>>>

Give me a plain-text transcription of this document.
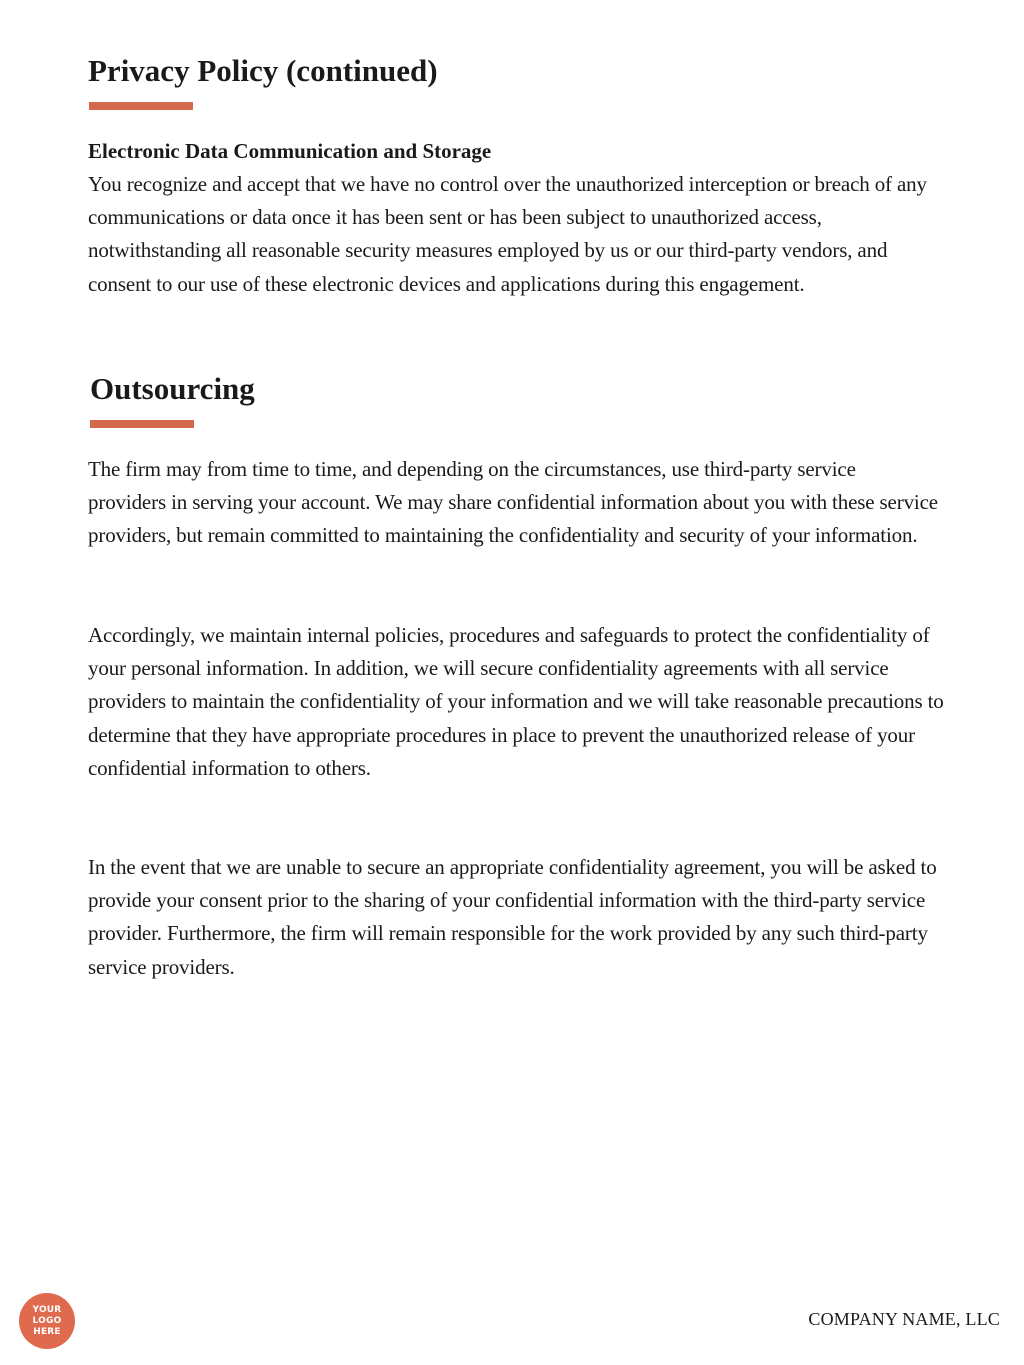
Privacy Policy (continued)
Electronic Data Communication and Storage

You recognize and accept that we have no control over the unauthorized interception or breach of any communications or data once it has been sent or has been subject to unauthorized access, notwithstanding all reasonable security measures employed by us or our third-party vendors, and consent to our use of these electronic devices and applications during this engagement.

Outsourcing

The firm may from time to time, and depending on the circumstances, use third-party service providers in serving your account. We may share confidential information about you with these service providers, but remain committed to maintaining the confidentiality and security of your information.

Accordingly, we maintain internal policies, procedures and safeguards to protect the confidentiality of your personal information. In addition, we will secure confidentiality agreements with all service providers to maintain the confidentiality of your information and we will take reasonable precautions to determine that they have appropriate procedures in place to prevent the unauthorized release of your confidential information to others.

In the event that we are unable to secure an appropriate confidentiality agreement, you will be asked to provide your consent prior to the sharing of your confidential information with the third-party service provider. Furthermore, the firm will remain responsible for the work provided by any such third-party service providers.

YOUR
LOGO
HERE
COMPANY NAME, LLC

<<<

* What the task asks:
Retype all of the entries exactly as written, leaving out any images.

* Solution to the exercise:
Give me a plain-text transcription of this document.
Privacy Policy (continued)
Electronic Data Communication and Storage

You recognize and accept that we have no control over the unauthorized interception or breach of any communications or data once it has been sent or has been subject to unauthorized access, notwithstanding all reasonable security measures employed by us or our third-party vendors, and consent to our use of these electronic devices and applications during this engagement.

Outsourcing

The firm may from time to time, and depending on the circumstances, use third-party service providers in serving your account. We may share confidential information about you with these service providers, but remain committed to maintaining the confidentiality and security of your information.

Accordingly, we maintain internal policies, procedures and safeguards to protect the confidentiality of your personal information. In addition, we will secure confidentiality agreements with all service providers to maintain the confidentiality of your information and we will take reasonable precautions to determine that they have appropriate procedures in place to prevent the unauthorized release of your confidential information to others.

In the event that we are unable to secure an appropriate confidentiality agreement, you will be asked to provide your consent prior to the sharing of your confidential information with the third-party service provider. Furthermore, the firm will remain responsible for the work provided by any such third-party service providers.

YOUR
LOGO
HERE
COMPANY NAME, LLC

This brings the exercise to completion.